EXERCISE GOAL: Return all lines where the word "annotations" can be found.

......

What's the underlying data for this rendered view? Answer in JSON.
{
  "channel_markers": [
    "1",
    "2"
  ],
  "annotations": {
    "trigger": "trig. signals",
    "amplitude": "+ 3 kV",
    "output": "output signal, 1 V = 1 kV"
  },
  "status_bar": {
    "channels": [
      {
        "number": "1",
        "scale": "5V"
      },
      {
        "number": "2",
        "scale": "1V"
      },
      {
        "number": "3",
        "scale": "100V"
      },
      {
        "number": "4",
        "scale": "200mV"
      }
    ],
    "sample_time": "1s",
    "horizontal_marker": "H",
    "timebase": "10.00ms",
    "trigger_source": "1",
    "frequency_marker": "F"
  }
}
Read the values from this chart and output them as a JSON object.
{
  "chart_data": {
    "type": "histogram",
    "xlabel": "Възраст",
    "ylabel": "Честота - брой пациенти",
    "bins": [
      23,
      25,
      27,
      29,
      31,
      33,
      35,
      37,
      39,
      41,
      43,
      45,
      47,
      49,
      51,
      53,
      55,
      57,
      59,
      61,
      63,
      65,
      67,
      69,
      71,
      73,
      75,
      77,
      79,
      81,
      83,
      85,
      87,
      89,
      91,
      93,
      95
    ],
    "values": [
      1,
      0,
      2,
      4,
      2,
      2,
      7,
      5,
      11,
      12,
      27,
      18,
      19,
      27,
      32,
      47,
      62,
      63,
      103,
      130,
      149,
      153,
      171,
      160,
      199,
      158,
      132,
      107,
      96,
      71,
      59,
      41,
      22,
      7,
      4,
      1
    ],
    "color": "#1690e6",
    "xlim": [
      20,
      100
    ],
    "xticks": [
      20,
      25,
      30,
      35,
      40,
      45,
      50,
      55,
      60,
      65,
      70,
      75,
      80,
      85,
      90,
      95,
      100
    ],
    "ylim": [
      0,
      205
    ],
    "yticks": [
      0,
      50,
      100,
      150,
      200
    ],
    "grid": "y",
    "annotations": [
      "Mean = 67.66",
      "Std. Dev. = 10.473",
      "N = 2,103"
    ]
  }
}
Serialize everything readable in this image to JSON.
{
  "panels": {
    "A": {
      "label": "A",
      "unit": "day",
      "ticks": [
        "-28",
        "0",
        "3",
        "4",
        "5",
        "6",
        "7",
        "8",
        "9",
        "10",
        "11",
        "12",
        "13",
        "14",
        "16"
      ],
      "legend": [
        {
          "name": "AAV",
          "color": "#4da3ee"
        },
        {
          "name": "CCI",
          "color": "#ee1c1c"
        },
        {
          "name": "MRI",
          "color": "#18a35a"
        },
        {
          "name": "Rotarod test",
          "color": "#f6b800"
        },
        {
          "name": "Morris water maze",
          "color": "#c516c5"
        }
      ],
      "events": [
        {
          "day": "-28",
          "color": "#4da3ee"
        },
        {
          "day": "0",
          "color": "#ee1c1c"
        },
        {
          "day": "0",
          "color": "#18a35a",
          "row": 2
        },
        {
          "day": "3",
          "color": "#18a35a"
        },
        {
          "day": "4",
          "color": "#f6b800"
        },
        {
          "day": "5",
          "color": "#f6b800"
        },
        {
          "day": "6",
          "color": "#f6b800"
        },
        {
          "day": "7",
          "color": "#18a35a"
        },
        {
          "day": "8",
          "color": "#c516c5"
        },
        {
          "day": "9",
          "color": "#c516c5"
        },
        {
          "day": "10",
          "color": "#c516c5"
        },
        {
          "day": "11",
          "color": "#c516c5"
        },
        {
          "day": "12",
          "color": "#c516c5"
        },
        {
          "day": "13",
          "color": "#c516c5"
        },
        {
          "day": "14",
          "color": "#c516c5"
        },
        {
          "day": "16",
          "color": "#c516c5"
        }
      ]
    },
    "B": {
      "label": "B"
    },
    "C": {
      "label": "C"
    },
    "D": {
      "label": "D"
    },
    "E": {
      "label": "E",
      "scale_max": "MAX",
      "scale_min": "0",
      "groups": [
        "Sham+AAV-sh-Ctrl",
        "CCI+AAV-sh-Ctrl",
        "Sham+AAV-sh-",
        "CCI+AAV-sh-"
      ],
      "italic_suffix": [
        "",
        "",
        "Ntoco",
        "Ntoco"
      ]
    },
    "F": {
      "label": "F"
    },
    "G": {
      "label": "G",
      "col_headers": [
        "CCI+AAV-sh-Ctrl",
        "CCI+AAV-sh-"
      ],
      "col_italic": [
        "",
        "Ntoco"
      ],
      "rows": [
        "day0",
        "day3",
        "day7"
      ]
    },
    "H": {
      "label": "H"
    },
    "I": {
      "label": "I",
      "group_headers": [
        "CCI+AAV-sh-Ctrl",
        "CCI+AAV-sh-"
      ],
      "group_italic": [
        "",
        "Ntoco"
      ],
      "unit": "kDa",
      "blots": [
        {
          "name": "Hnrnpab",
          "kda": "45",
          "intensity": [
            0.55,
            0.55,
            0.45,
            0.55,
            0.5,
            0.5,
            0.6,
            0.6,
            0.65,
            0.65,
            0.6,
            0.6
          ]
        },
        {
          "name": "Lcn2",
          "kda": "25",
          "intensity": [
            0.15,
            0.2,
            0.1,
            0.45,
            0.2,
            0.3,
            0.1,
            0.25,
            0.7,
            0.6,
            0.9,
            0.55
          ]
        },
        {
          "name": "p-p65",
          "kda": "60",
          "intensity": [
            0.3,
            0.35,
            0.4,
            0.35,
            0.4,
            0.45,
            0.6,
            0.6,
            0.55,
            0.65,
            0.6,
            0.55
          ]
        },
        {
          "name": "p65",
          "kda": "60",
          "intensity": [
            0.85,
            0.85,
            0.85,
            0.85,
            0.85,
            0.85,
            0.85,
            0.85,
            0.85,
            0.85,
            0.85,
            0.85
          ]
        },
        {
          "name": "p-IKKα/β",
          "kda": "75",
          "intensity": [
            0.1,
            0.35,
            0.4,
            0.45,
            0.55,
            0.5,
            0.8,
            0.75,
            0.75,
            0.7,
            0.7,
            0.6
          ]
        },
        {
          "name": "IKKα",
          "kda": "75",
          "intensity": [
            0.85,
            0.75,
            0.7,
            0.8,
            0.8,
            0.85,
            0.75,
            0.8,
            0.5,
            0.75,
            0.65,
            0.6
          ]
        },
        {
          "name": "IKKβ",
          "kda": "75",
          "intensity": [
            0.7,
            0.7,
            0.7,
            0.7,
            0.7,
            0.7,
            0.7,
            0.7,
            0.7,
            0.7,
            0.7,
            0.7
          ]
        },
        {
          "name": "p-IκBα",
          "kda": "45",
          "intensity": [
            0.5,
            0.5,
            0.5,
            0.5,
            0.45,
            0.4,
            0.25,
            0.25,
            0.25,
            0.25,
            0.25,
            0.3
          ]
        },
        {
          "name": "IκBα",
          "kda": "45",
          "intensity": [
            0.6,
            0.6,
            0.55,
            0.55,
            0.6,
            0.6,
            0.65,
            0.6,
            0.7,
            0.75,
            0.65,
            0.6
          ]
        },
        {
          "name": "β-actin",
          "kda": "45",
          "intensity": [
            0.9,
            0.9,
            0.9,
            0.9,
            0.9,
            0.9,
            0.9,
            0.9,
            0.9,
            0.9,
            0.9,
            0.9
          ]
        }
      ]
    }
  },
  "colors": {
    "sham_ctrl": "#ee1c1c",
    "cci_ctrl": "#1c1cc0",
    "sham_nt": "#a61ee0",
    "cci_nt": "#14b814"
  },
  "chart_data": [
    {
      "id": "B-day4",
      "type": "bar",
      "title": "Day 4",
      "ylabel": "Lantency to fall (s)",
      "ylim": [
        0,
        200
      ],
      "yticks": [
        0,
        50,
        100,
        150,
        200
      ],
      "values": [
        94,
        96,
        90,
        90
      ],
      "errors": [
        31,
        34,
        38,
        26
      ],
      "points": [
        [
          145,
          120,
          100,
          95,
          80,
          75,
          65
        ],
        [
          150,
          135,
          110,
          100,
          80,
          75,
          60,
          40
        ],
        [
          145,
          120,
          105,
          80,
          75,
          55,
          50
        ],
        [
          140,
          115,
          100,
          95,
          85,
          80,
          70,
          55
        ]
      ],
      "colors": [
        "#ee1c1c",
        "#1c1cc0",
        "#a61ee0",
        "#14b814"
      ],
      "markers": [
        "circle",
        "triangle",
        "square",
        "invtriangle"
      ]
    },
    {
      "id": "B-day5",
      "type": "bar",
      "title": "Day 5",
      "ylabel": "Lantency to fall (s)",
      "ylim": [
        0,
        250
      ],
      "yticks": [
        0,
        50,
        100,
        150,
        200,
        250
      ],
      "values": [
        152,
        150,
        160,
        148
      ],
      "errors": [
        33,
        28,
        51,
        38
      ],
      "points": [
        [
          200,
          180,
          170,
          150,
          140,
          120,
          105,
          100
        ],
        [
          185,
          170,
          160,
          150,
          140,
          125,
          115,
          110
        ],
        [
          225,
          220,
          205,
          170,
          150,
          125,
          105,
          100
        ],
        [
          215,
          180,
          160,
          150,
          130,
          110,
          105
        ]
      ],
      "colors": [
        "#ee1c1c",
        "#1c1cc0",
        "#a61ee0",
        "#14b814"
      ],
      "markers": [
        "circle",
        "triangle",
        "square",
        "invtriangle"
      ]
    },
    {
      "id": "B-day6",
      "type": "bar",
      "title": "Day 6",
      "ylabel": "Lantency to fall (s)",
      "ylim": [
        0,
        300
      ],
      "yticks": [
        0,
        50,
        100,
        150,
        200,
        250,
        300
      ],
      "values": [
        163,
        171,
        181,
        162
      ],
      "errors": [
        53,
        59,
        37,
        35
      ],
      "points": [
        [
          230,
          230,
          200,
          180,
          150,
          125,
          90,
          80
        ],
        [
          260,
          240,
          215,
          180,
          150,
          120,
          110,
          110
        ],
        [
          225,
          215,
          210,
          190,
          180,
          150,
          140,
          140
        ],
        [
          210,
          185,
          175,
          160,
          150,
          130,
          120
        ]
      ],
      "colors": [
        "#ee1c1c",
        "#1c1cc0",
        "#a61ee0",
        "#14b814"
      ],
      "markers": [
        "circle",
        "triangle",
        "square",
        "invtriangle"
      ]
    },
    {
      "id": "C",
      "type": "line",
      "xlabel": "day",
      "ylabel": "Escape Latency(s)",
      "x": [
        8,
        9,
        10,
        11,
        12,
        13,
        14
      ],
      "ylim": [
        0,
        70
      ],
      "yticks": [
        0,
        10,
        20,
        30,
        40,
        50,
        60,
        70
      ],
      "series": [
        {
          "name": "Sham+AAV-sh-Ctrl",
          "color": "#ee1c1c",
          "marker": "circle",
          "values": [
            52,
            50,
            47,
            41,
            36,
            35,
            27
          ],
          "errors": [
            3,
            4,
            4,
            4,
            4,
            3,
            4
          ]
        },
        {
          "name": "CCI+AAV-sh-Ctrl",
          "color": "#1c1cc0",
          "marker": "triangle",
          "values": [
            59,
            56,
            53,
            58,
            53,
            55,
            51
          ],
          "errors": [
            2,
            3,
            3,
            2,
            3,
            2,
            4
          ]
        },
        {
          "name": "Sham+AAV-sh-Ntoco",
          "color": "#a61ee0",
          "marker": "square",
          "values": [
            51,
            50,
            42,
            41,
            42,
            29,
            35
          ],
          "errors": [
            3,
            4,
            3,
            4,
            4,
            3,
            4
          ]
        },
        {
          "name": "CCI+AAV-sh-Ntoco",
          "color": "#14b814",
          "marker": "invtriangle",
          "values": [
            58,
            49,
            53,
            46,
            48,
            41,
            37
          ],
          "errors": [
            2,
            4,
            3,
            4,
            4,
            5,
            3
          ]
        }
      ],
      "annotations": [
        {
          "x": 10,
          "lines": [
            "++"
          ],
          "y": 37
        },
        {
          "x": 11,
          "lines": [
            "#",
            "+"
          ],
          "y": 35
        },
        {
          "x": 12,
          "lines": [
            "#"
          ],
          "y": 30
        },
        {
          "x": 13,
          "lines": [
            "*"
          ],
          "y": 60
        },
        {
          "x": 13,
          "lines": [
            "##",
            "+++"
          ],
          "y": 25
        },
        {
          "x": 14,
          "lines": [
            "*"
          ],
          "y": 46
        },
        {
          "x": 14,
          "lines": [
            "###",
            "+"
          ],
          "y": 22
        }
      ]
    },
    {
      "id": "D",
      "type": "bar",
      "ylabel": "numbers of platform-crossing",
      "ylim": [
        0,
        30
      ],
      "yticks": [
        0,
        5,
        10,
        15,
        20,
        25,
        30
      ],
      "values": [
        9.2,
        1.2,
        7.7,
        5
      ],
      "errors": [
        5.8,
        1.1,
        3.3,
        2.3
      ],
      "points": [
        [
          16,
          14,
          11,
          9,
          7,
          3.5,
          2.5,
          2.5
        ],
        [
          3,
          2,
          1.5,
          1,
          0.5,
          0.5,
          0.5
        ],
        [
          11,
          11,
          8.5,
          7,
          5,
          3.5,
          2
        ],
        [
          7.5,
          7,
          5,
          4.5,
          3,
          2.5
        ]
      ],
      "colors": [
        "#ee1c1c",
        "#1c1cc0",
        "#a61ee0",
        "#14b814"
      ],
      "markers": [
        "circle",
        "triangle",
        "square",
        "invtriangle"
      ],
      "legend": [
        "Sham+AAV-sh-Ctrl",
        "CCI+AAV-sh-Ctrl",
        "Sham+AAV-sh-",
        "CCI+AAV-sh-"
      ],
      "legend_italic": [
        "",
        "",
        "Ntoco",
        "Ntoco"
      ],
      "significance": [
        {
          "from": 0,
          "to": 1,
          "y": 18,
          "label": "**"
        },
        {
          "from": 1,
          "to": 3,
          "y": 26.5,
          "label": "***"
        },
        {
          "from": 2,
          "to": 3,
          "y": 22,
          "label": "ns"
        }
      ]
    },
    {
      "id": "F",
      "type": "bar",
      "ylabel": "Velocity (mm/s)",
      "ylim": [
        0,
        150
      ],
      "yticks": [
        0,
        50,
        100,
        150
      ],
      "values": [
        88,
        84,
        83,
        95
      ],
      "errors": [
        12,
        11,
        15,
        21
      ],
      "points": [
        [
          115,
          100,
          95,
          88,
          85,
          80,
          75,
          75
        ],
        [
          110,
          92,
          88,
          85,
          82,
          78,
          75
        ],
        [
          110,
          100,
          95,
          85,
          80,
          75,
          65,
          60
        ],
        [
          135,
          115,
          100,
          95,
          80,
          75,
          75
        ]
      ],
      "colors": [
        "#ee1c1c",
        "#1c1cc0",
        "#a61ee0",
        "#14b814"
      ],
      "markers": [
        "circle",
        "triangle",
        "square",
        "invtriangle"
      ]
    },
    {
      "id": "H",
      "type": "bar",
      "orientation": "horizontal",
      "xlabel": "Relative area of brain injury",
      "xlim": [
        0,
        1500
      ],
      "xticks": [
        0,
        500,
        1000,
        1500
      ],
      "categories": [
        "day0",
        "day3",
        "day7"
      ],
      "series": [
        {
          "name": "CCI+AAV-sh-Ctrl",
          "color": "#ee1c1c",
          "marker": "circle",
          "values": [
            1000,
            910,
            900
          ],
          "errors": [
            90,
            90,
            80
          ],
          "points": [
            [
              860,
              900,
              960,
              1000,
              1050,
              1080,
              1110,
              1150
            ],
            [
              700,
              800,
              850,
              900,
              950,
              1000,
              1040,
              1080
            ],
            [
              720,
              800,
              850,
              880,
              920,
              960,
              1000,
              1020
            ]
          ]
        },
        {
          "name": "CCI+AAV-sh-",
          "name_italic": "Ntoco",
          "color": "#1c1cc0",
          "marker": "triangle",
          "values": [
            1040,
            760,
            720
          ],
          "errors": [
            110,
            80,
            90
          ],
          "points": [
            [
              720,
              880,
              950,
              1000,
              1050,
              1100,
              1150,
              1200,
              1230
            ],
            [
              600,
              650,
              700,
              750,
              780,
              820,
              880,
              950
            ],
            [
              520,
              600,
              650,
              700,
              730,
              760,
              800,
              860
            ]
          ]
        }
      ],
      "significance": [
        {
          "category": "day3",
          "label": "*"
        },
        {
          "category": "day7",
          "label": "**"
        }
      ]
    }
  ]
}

......

REPLY TO THE EXERCISE:
  "annotations": {
    "annotations": [
      "annotations": [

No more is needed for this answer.